_DIRECTION_
Wherever a line in the data below holds "approval", copy that line.

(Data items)
⟨

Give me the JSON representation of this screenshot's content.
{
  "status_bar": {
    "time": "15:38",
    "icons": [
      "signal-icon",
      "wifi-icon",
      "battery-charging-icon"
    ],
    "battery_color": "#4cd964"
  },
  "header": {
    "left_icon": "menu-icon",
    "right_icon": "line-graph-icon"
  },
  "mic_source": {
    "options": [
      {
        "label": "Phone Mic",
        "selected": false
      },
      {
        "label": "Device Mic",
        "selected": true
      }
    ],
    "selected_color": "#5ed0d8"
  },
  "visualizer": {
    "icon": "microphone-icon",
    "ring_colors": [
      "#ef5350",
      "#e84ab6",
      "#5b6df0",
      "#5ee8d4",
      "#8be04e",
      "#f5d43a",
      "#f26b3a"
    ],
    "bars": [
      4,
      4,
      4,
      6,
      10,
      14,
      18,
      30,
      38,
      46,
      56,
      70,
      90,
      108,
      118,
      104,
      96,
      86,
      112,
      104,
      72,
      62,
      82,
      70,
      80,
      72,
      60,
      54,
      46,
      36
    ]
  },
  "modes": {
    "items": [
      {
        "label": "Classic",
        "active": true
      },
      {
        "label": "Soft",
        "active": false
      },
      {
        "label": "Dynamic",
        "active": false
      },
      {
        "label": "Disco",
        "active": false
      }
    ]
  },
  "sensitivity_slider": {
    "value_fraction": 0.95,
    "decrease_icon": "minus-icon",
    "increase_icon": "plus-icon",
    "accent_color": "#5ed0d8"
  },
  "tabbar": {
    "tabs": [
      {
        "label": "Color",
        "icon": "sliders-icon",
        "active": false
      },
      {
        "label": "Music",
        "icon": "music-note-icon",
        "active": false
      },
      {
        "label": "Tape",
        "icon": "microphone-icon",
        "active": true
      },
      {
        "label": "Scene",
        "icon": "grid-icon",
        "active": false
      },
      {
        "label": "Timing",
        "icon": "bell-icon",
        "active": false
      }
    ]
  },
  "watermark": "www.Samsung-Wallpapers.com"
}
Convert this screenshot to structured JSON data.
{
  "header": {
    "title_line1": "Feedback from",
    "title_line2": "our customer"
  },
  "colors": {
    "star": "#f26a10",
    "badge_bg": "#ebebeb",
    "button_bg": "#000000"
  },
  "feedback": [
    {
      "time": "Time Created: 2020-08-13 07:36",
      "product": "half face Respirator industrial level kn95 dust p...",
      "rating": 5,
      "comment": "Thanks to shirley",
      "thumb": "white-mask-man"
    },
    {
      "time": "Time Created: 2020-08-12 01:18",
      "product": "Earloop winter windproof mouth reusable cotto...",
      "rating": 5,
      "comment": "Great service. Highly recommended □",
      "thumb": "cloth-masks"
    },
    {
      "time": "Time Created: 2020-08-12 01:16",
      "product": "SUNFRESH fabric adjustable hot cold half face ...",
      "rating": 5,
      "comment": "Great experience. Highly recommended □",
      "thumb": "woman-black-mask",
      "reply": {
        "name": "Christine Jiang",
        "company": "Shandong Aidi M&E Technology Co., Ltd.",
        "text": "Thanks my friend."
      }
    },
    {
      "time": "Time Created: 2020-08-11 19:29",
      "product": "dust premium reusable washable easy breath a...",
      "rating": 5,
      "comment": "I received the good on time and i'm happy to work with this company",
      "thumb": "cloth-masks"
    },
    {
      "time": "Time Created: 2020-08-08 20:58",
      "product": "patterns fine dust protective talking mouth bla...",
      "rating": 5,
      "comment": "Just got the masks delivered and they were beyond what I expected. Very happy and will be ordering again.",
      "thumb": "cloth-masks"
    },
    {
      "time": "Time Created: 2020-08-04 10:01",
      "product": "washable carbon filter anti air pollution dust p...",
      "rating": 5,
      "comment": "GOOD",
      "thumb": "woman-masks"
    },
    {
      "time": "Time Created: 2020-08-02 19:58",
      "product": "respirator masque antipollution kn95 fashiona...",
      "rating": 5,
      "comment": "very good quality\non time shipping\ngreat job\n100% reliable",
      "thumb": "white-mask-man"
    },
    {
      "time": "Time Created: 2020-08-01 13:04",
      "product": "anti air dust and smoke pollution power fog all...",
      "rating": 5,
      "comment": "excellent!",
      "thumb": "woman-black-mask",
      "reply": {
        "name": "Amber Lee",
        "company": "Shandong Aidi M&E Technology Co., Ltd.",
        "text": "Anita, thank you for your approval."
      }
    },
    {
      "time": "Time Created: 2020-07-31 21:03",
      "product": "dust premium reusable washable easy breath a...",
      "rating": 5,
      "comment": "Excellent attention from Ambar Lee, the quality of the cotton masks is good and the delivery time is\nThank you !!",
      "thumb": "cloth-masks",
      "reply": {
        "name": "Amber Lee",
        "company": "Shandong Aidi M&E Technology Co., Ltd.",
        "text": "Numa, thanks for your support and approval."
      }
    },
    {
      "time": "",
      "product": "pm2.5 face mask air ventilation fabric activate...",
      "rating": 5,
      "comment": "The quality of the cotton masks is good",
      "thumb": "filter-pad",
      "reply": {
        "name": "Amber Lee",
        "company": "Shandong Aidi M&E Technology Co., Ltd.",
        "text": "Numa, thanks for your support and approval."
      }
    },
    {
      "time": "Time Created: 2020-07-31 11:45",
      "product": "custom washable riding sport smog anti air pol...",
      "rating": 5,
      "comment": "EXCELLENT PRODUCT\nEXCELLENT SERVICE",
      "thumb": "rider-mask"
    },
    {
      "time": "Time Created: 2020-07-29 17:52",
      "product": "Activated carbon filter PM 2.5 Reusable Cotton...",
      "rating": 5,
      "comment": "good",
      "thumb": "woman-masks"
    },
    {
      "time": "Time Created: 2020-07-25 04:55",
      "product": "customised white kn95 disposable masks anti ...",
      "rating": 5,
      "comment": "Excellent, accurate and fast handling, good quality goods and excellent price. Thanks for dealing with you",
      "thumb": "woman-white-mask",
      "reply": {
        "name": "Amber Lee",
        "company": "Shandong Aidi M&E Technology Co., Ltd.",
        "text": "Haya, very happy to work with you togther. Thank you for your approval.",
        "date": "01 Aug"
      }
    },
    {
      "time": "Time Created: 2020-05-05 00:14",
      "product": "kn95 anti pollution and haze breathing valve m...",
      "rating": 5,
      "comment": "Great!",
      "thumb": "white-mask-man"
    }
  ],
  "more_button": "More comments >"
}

⟩

_PROBLEM SOLUTION_
        "text": "Anita, thank you for your approval."
        "text": "Numa, thanks for your support and approval."
        "text": "Numa, thanks for your support and approval."
        "text": "Haya, very happy to work with you togther. Thank you for your approval.",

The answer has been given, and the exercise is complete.